TASK INSTRUCTIONS » Look through the lines below and state how many hold the word "means". Write only the number.

********************

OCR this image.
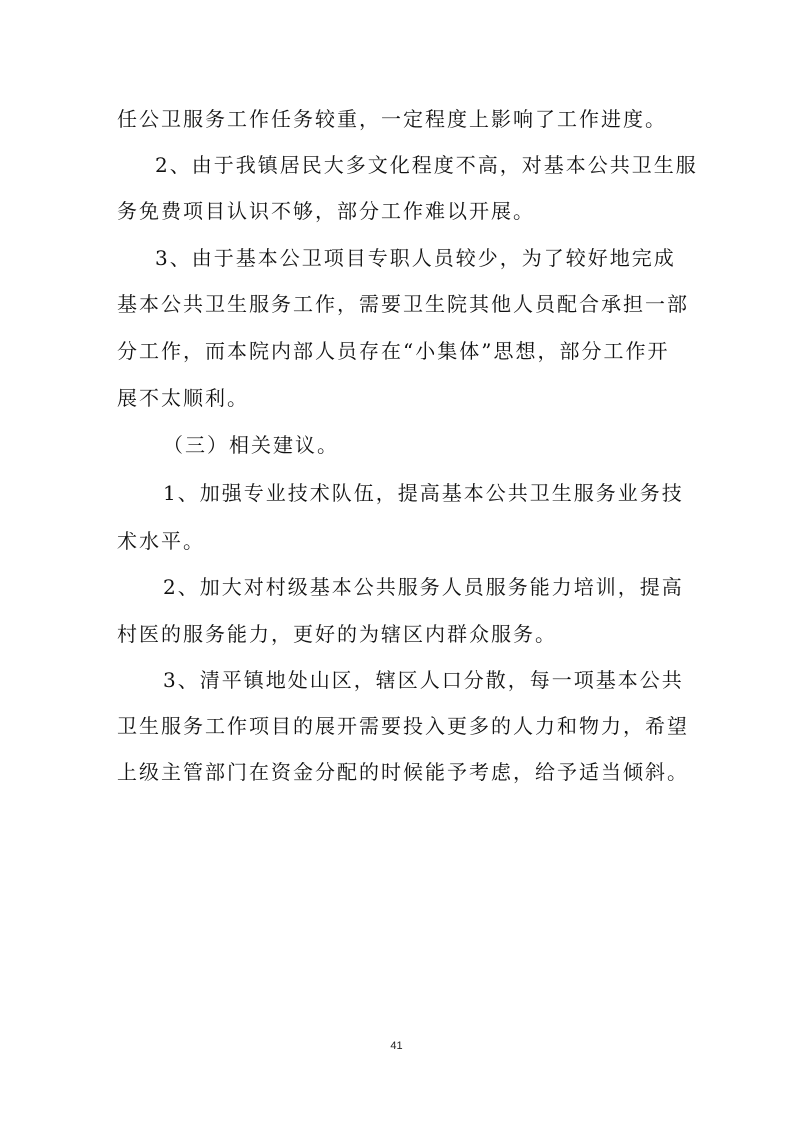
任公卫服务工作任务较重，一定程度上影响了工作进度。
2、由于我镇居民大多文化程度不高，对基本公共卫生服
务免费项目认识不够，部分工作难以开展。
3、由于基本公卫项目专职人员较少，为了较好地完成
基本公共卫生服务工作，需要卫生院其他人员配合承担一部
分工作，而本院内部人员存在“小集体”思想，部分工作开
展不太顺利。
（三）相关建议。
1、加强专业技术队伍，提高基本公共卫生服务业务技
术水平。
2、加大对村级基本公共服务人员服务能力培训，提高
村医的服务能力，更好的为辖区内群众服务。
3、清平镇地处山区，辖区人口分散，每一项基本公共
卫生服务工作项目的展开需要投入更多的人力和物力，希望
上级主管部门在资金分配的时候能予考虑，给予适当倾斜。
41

********************

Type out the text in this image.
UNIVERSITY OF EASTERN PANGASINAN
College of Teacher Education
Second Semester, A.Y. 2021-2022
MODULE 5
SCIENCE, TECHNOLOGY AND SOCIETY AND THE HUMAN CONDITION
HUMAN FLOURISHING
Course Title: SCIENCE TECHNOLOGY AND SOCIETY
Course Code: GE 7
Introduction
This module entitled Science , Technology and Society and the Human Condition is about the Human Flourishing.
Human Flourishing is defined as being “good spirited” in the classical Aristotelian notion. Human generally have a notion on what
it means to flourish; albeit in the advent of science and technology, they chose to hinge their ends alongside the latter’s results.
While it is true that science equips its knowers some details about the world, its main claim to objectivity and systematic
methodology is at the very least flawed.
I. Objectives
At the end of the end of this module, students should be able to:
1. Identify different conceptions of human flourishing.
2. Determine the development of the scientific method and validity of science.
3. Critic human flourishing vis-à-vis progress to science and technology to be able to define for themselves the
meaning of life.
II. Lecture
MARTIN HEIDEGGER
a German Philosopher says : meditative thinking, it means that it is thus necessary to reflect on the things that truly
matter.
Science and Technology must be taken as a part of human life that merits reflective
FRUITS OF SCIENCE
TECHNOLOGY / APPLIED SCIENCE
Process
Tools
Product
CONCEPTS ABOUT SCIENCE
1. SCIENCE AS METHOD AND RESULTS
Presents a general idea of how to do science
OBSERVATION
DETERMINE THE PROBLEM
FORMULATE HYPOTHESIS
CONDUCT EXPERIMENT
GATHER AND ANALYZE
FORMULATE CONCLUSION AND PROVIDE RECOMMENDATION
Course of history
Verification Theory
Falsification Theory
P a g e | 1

********************

RIGHT ANSWER » 2